# [Problem statement]
Could you copy, character for character, the stretch of items from the line containing "prompt-field[interactable]: aSSIST 대학원" through the last line of the items, with both ends included?

# [Excerpted records]
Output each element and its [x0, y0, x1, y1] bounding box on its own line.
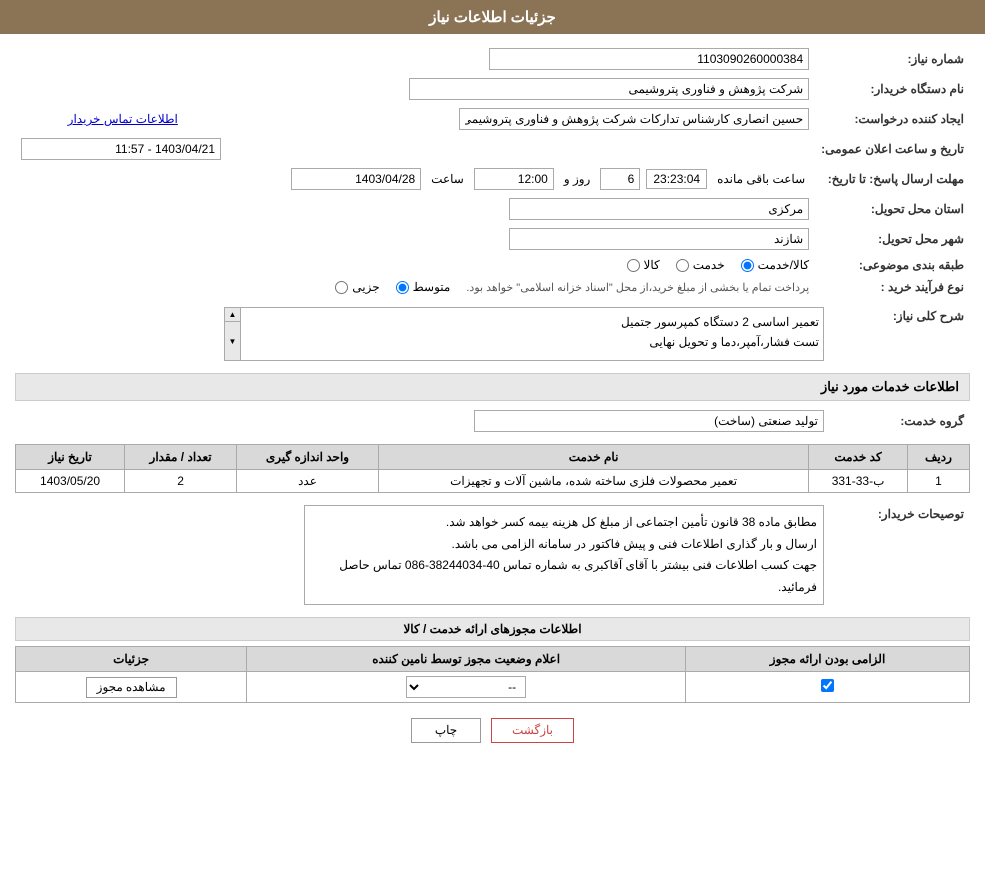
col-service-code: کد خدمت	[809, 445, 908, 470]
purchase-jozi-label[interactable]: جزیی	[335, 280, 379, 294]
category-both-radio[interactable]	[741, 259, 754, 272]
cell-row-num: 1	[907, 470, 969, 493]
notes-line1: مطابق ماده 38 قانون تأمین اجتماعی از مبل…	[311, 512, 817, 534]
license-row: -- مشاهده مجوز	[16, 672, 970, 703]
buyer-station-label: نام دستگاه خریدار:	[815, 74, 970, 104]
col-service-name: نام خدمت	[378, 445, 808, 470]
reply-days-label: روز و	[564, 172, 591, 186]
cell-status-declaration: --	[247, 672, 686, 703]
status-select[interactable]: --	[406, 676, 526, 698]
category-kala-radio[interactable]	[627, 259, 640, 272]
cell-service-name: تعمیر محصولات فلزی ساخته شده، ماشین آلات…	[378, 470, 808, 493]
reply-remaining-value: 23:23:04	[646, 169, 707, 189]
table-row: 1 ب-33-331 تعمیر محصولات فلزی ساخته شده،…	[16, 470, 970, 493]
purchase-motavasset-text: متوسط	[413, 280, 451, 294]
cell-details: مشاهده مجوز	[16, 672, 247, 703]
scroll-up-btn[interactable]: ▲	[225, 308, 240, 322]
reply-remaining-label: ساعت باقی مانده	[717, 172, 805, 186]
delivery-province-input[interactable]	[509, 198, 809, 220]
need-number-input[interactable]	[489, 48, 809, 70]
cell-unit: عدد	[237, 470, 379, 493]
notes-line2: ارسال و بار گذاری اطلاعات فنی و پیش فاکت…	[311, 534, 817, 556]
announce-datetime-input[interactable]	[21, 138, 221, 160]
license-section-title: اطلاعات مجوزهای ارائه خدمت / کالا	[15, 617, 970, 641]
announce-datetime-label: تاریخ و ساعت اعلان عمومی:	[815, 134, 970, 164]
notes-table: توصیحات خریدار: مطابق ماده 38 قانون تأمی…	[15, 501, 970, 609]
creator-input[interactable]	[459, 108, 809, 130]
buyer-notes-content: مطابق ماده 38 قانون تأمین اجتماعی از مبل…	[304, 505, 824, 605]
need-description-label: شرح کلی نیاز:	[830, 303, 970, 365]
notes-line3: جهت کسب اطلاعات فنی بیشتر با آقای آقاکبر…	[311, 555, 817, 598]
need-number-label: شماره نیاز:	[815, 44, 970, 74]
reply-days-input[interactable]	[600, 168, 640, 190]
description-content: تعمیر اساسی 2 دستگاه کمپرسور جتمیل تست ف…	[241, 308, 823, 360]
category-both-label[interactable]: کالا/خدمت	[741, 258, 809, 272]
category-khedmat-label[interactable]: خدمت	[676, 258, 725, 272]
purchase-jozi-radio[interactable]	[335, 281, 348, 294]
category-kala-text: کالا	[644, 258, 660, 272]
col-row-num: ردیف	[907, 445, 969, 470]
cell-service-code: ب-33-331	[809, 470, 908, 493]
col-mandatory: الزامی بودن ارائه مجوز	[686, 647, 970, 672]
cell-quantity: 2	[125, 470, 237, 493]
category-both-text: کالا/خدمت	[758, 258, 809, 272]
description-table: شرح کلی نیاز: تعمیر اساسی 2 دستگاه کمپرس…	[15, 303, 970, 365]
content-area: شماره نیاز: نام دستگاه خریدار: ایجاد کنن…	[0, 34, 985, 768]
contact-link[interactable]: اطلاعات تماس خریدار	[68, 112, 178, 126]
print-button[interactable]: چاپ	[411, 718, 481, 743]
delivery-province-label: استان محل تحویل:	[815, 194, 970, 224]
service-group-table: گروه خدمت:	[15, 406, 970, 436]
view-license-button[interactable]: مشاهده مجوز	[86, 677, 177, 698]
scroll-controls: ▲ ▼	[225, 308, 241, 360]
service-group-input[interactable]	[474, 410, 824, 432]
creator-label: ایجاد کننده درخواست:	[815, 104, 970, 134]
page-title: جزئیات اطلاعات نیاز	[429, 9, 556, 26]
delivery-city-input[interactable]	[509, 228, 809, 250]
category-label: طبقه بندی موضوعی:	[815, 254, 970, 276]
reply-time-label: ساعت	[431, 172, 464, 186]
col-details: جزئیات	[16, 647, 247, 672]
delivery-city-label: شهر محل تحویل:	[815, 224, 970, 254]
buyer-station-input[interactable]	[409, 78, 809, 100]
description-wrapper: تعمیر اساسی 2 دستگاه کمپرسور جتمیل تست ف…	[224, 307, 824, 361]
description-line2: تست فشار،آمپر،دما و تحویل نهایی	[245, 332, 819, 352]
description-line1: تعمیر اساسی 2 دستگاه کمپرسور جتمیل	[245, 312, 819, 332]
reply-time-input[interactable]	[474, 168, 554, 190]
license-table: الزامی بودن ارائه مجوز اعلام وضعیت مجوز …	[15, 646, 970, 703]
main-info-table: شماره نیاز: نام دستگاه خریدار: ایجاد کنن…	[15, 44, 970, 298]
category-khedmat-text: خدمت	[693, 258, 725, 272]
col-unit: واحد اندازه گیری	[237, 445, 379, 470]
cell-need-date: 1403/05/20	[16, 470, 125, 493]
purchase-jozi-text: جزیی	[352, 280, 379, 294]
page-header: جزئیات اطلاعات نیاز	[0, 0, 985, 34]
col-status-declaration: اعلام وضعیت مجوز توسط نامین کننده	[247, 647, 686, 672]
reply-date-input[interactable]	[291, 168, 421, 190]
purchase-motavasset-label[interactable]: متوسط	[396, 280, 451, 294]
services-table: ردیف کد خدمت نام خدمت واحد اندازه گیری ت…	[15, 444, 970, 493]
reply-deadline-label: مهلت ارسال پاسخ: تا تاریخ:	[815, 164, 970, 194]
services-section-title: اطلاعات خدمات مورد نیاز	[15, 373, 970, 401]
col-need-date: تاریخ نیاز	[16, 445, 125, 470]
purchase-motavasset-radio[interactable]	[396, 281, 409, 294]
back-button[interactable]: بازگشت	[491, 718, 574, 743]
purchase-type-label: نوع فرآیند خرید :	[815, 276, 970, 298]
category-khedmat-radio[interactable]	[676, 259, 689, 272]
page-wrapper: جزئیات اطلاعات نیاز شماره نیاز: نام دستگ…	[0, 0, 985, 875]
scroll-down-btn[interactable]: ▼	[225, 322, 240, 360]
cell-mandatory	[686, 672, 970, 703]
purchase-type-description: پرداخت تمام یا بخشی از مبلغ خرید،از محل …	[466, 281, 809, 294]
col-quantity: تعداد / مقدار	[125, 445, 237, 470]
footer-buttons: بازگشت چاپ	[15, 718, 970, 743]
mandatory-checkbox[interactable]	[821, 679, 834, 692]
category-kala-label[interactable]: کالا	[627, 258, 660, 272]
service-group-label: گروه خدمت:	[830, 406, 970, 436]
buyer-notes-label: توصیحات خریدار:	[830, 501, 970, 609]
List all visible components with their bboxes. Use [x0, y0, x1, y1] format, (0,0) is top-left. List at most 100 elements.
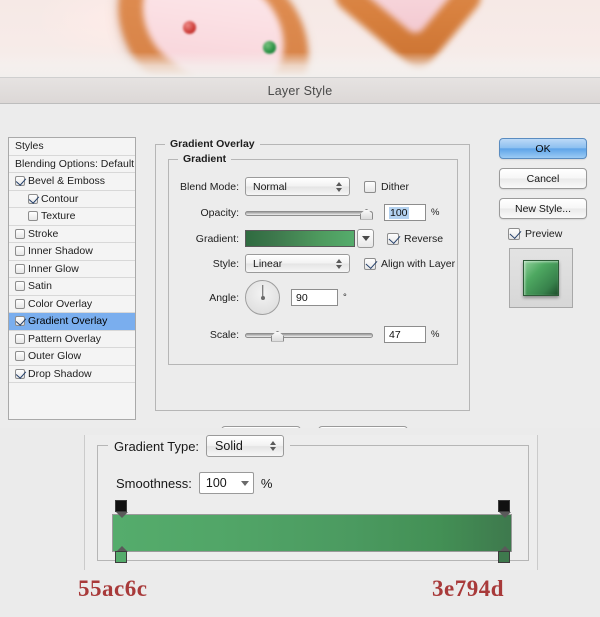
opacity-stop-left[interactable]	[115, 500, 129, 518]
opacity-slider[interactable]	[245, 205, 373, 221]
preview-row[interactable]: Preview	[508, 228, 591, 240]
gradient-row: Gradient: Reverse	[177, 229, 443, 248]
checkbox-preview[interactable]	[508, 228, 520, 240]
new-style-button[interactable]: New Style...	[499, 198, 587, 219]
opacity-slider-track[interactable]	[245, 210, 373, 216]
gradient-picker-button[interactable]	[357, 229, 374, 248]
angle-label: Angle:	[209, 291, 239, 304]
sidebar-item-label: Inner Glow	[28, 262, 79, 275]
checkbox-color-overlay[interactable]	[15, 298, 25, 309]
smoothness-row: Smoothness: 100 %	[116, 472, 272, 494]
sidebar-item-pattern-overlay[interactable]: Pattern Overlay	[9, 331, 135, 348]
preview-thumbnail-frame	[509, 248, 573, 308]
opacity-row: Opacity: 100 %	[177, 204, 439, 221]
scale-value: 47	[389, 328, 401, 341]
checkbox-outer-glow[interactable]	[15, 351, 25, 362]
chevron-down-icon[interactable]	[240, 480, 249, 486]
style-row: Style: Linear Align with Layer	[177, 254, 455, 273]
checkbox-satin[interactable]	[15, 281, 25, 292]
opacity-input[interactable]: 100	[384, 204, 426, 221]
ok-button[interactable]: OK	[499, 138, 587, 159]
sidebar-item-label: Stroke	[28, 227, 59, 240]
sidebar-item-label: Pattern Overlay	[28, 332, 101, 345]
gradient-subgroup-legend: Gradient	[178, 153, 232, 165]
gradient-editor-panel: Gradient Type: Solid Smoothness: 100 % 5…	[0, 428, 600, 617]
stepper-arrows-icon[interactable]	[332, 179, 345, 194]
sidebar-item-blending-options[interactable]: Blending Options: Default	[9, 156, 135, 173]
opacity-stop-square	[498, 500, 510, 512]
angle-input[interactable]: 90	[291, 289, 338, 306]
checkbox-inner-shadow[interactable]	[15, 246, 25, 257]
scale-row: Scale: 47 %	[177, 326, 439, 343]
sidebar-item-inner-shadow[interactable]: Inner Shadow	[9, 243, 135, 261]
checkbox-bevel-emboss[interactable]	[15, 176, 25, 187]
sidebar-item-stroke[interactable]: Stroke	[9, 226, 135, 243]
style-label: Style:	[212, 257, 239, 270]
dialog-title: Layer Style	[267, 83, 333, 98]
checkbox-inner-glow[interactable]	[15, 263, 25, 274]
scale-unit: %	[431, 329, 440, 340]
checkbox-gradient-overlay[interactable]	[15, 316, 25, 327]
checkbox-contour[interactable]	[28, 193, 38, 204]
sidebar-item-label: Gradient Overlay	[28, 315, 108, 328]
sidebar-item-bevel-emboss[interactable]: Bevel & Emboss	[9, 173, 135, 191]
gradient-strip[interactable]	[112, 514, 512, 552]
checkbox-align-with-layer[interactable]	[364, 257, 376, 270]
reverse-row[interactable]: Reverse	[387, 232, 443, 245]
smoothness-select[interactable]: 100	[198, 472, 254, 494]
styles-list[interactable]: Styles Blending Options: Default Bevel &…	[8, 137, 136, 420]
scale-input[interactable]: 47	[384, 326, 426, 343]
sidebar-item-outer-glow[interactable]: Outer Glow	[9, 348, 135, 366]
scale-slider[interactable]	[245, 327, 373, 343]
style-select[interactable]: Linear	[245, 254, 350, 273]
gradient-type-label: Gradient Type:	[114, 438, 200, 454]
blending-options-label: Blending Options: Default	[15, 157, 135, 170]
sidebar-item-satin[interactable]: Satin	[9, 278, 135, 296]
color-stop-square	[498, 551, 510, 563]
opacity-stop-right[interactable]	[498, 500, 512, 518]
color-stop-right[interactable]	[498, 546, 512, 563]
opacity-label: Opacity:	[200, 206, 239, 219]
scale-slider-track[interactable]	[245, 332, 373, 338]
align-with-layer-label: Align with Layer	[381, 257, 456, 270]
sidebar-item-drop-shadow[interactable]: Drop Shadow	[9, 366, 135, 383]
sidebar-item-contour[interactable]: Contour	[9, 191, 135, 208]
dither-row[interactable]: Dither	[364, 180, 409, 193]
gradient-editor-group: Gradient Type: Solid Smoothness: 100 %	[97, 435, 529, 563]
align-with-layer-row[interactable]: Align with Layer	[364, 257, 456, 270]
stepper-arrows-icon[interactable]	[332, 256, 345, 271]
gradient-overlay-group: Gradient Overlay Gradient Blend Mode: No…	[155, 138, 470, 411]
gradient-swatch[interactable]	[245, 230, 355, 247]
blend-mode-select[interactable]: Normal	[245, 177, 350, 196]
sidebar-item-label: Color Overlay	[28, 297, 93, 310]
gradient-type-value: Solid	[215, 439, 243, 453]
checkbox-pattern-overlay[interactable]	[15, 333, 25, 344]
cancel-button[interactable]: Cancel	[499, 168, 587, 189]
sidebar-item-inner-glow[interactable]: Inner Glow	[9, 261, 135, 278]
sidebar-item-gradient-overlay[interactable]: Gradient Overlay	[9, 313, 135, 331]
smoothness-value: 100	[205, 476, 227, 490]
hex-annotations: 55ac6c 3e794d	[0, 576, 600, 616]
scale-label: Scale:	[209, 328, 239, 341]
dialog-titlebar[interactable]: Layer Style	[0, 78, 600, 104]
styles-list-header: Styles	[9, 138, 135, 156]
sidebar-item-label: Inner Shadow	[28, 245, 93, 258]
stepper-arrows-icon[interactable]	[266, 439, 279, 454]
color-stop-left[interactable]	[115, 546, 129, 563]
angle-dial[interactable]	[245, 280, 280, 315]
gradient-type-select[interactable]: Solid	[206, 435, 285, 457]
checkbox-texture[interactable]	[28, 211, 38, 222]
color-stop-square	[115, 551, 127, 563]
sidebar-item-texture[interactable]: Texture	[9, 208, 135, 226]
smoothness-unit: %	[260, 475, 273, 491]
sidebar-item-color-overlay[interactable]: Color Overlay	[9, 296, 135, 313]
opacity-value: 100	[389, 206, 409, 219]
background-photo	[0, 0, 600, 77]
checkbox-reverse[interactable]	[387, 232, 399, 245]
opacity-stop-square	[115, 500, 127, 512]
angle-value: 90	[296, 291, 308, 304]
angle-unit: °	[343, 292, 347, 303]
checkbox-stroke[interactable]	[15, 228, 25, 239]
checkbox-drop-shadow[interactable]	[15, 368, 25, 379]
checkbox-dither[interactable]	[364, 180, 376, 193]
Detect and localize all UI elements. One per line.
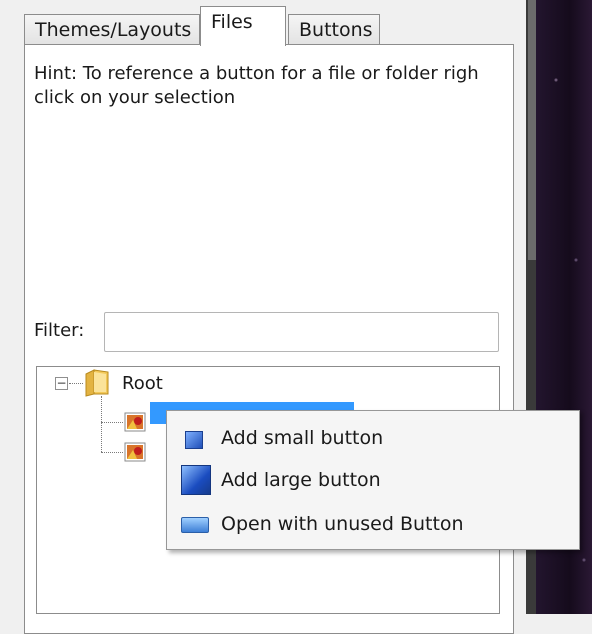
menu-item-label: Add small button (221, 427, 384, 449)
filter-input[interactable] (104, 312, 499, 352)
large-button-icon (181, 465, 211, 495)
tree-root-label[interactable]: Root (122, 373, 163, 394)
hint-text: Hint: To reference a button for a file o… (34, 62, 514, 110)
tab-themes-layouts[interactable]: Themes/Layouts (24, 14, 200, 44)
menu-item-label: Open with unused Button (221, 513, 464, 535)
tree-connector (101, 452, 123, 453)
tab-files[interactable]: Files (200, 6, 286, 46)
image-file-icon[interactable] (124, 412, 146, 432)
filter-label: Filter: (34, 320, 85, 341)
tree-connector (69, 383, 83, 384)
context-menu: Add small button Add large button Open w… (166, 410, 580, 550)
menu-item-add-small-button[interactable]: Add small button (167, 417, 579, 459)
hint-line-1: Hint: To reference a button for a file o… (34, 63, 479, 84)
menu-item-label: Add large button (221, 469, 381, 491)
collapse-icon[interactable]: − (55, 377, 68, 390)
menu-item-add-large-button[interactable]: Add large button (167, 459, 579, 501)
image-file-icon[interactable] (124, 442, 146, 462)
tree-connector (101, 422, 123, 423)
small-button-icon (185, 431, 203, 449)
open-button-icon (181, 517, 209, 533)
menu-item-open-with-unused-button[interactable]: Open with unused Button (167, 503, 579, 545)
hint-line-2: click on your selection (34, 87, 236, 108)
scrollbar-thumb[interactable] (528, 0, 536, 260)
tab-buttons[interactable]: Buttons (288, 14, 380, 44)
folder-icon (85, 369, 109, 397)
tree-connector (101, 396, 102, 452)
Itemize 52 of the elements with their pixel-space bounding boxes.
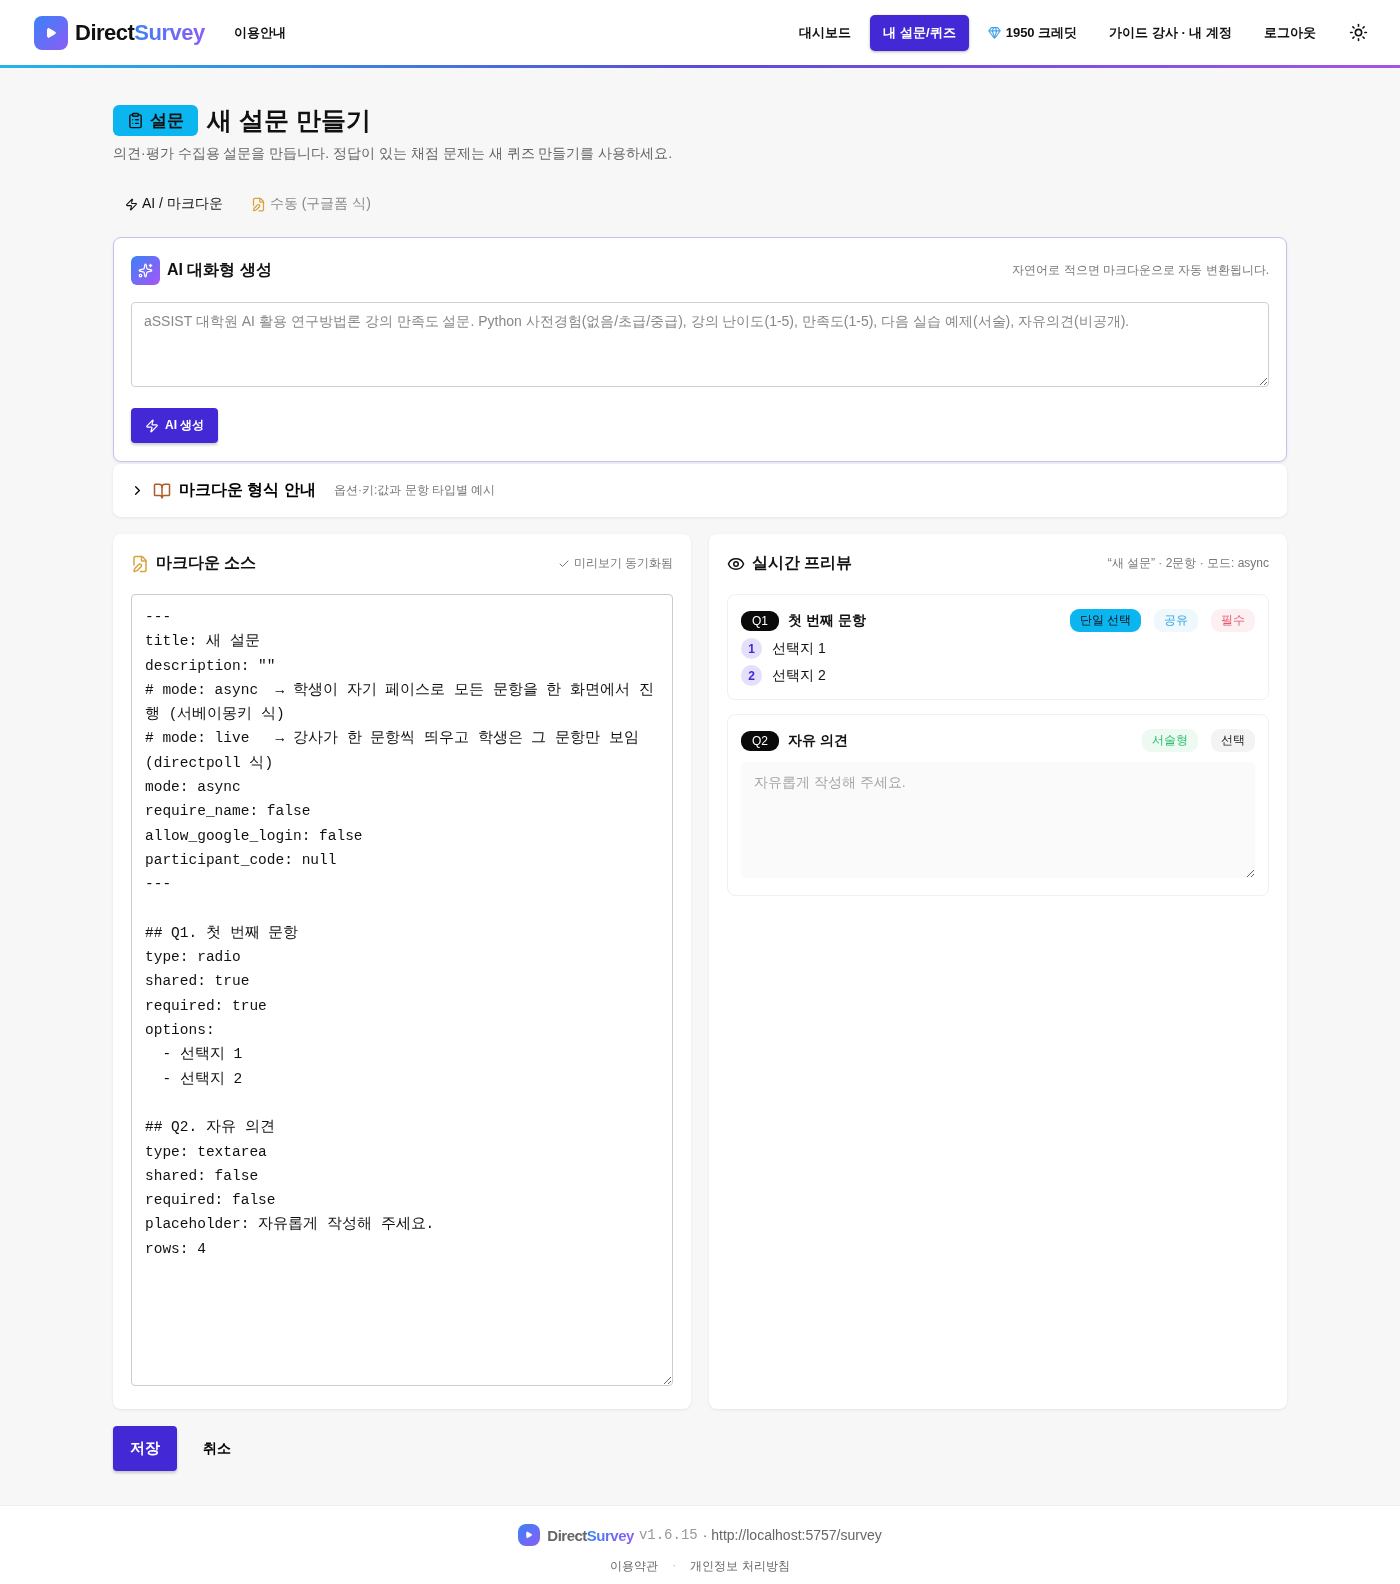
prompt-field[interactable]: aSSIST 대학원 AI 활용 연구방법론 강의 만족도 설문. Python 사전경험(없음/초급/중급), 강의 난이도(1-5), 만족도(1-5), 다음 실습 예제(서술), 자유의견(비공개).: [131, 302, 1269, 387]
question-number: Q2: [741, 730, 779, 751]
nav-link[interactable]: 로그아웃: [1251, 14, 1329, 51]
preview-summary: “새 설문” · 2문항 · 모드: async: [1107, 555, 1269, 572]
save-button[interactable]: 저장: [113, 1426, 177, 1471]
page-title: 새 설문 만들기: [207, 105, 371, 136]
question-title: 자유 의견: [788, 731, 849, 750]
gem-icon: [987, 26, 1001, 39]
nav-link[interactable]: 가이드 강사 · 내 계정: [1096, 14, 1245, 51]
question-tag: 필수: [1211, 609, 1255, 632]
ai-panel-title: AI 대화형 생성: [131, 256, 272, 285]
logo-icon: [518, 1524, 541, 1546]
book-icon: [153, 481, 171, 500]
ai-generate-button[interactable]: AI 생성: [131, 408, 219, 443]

# [Final result]
prompt-field[interactable]: aSSIST 대학원 AI 활용 연구방법론 강의 만족도 설문. Python 사전경험(없음/초급/중급), 강의 난이도(1-5), 만족도(1-5), 다음 실습 예제(서술), 자유의견(비공개).: [131, 302, 1269, 387]
question-number: Q2: [741, 730, 779, 751]
nav-link[interactable]: 로그아웃: [1251, 14, 1329, 51]
preview-summary: “새 설문” · 2문항 · 모드: async: [1107, 555, 1269, 572]
save-button[interactable]: 저장: [113, 1426, 177, 1471]
page-title: 새 설문 만들기: [207, 105, 371, 136]
question-title: 자유 의견: [788, 731, 849, 750]
gem-icon: [987, 26, 1001, 39]
nav-link[interactable]: 가이드 강사 · 내 계정: [1096, 14, 1245, 51]
question-tag: 필수: [1211, 609, 1255, 632]
ai-panel-title: AI 대화형 생성: [131, 256, 272, 285]
logo-icon: [518, 1524, 541, 1546]
book-icon: [153, 481, 171, 500]
ai-generate-button[interactable]: AI 생성: [131, 408, 219, 443]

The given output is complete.